REQUIRED TASK: Find the lines of data that contain the string "Trippendalsparken", then list them.

Rows from a dataset
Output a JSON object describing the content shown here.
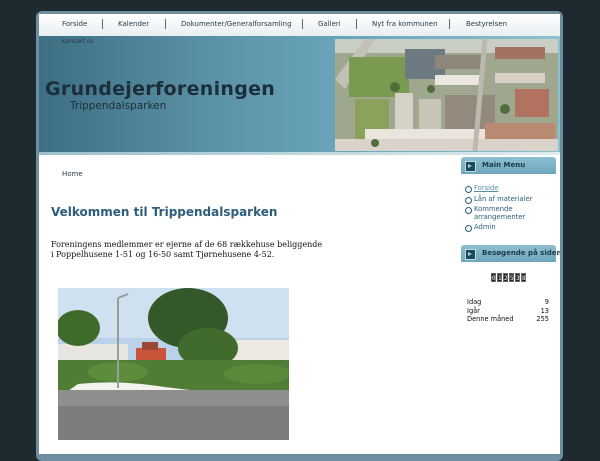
{
  "nav": {
    "items": [
      "Forside",
      "Kalender",
      "Dokumenter/Generalforsamling",
      "Galleri",
      "Nyt fra kommunen",
      "Bestyrelsen"
    ],
    "second_row": "Kontakt os"
  },
  "banner": {
    "title": "Grundejerforeningen",
    "subtitle": "Trippendalsparken"
  },
  "content": {
    "breadcrumb": "Home",
    "heading": "Velkommen til Trippendalsparken",
    "paragraph_line1": "Foreningens medlemmer er ejerne af de 68 rækkehuse beliggende",
    "paragraph_line2": "i Poppelhusene 1-51 og 16-50 samt Tjørnehusene 4-52."
  },
  "sidebar": {
    "main_menu": {
      "heading": "Main Menu",
      "items": [
        "Forside",
        "Lån af materialer",
        "Kommende arrangementer",
        "Admin"
      ]
    },
    "visitors": {
      "heading": "Besøgende på siden",
      "counter_digits": [
        "0",
        "1",
        "2",
        "5",
        "3",
        "8"
      ],
      "rows": [
        {
          "label": "Idag",
          "value": "9"
        },
        {
          "label": "Igår",
          "value": "13"
        },
        {
          "label": "Denne måned",
          "value": "255"
        }
      ]
    }
  },
  "colors": {
    "accent": "#2c5d7c",
    "banner": "#5d93a8",
    "background": "#1f2a30"
  }
}
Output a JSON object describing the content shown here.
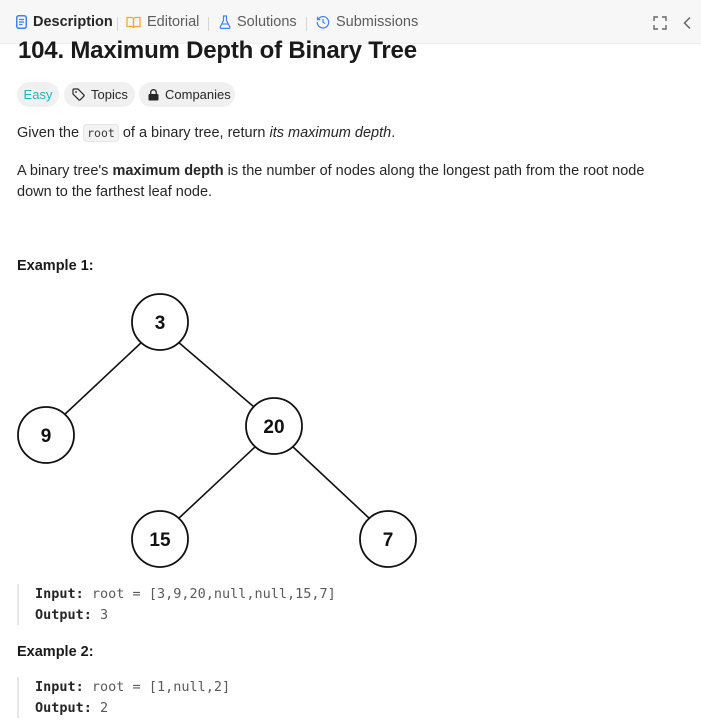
{
  "tabs": [
    {
      "label": "Description",
      "icon": "description-icon",
      "active": true
    },
    {
      "label": "Editorial",
      "icon": "book-icon",
      "accent": "#f5a623"
    },
    {
      "label": "Solutions",
      "icon": "flask-icon",
      "accent": "#3b82f6"
    },
    {
      "label": "Submissions",
      "icon": "history-icon",
      "accent": "#3b82f6"
    }
  ],
  "problem": {
    "title": "104. Maximum Depth of Binary Tree",
    "difficulty": "Easy",
    "difficulty_color": "#1cb8b8",
    "topics_label": "Topics",
    "companies_label": "Companies"
  },
  "description": {
    "p1_before": "Given the ",
    "p1_code": "root",
    "p1_mid": " of a binary tree, return ",
    "p1_italic": "its maximum depth",
    "p1_after": ".",
    "p2_before": "A binary tree's ",
    "p2_bold": "maximum depth",
    "p2_after": " is the number of nodes along the longest path from the root node down to the farthest leaf node."
  },
  "example1": {
    "heading": "Example 1:",
    "tree_nodes": [
      "3",
      "9",
      "20",
      "15",
      "7"
    ],
    "input_label": "Input:",
    "input_value": "root = [3,9,20,null,null,15,7]",
    "output_label": "Output:",
    "output_value": "3"
  },
  "example2": {
    "heading": "Example 2:",
    "input_label": "Input:",
    "input_value": "root = [1,null,2]",
    "output_label": "Output:",
    "output_value": "2"
  }
}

OUTPUT BELOW:
    "subtitle": "Trippendalsparken"
    "heading": "Velkommen til Trippendalsparken",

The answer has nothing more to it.